▸ The request: Go through the material and tally the lines containing the string "Kubitscheck". Give the total alone.

▸ Data for the task:
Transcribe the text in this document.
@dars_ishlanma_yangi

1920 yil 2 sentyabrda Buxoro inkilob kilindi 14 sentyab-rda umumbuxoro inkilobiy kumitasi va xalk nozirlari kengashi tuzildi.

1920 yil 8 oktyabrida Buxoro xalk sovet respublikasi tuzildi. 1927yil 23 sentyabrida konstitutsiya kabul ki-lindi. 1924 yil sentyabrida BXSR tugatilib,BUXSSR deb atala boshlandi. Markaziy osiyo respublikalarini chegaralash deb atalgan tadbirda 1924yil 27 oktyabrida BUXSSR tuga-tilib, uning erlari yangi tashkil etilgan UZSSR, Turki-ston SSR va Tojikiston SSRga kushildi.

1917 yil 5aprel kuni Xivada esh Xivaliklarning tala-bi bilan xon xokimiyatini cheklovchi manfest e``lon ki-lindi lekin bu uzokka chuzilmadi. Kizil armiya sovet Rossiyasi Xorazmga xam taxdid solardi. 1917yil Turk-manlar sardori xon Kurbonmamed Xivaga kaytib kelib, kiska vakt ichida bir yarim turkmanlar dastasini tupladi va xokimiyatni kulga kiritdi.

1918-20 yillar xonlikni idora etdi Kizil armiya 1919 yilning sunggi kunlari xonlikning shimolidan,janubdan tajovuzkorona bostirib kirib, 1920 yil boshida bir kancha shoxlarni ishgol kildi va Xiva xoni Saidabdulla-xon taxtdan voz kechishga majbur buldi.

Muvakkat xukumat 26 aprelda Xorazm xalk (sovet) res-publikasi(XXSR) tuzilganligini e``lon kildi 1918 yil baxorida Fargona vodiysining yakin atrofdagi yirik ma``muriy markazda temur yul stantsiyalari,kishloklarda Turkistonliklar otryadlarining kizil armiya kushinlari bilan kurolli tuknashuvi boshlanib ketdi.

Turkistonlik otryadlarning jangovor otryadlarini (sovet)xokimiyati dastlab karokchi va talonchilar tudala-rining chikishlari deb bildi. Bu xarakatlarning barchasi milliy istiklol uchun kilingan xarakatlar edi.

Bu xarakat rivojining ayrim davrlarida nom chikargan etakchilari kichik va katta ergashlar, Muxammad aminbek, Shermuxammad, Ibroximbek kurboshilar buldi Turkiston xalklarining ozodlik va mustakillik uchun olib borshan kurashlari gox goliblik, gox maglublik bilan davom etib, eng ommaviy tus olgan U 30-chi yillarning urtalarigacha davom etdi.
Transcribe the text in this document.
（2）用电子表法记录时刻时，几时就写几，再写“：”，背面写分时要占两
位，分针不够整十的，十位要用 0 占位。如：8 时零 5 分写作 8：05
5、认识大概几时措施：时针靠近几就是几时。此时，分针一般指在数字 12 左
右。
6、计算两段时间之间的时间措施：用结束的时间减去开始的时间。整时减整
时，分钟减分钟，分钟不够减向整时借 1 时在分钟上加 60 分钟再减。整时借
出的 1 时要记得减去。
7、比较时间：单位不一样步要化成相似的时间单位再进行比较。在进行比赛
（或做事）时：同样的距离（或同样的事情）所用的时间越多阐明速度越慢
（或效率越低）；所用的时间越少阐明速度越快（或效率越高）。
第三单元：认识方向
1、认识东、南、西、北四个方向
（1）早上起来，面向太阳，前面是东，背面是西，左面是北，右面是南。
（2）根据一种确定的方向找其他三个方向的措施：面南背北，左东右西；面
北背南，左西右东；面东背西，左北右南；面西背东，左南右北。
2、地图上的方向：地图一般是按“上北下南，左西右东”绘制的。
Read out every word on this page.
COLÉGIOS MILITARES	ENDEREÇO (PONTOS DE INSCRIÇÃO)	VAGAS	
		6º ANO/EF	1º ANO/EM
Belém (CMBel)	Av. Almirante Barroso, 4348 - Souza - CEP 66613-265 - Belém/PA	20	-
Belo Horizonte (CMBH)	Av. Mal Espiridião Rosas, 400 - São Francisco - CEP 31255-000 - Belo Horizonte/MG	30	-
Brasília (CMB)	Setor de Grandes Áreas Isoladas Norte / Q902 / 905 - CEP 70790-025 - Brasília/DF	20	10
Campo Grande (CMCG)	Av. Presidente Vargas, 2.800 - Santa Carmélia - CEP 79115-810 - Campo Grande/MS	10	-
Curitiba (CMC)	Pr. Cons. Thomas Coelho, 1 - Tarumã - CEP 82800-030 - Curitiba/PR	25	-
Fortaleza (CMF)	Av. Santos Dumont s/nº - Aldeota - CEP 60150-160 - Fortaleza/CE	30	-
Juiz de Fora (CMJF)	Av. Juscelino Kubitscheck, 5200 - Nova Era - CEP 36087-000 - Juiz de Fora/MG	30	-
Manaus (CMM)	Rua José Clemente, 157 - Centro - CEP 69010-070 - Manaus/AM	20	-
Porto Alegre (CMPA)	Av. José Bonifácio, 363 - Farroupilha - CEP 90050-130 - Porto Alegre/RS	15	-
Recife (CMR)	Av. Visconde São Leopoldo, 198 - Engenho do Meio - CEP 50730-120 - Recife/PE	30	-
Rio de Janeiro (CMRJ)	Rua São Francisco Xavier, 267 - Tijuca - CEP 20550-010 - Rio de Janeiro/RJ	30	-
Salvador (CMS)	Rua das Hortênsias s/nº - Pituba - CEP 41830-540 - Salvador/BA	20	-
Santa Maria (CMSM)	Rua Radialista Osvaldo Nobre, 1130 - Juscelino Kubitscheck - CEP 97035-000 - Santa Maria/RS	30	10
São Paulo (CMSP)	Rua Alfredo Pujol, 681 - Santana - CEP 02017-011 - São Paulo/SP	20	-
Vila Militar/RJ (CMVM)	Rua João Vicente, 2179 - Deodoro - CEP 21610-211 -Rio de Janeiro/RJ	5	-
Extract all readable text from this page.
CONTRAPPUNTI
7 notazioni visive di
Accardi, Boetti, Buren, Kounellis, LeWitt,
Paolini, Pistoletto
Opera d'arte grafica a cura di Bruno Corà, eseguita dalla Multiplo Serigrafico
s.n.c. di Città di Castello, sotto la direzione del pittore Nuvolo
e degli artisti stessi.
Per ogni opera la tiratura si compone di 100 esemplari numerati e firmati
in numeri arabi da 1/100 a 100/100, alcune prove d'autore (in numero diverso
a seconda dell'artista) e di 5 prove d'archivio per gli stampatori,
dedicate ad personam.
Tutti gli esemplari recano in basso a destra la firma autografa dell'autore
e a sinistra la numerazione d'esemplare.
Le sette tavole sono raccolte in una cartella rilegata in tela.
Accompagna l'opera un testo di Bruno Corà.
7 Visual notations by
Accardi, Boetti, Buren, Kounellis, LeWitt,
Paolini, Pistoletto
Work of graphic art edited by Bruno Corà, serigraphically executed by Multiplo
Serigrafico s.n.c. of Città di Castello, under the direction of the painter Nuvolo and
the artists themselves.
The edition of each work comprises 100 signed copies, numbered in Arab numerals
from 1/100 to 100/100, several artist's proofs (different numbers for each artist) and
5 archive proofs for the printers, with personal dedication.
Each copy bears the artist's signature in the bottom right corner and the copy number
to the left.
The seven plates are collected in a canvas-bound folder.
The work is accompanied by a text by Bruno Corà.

▸ Result for this task: 2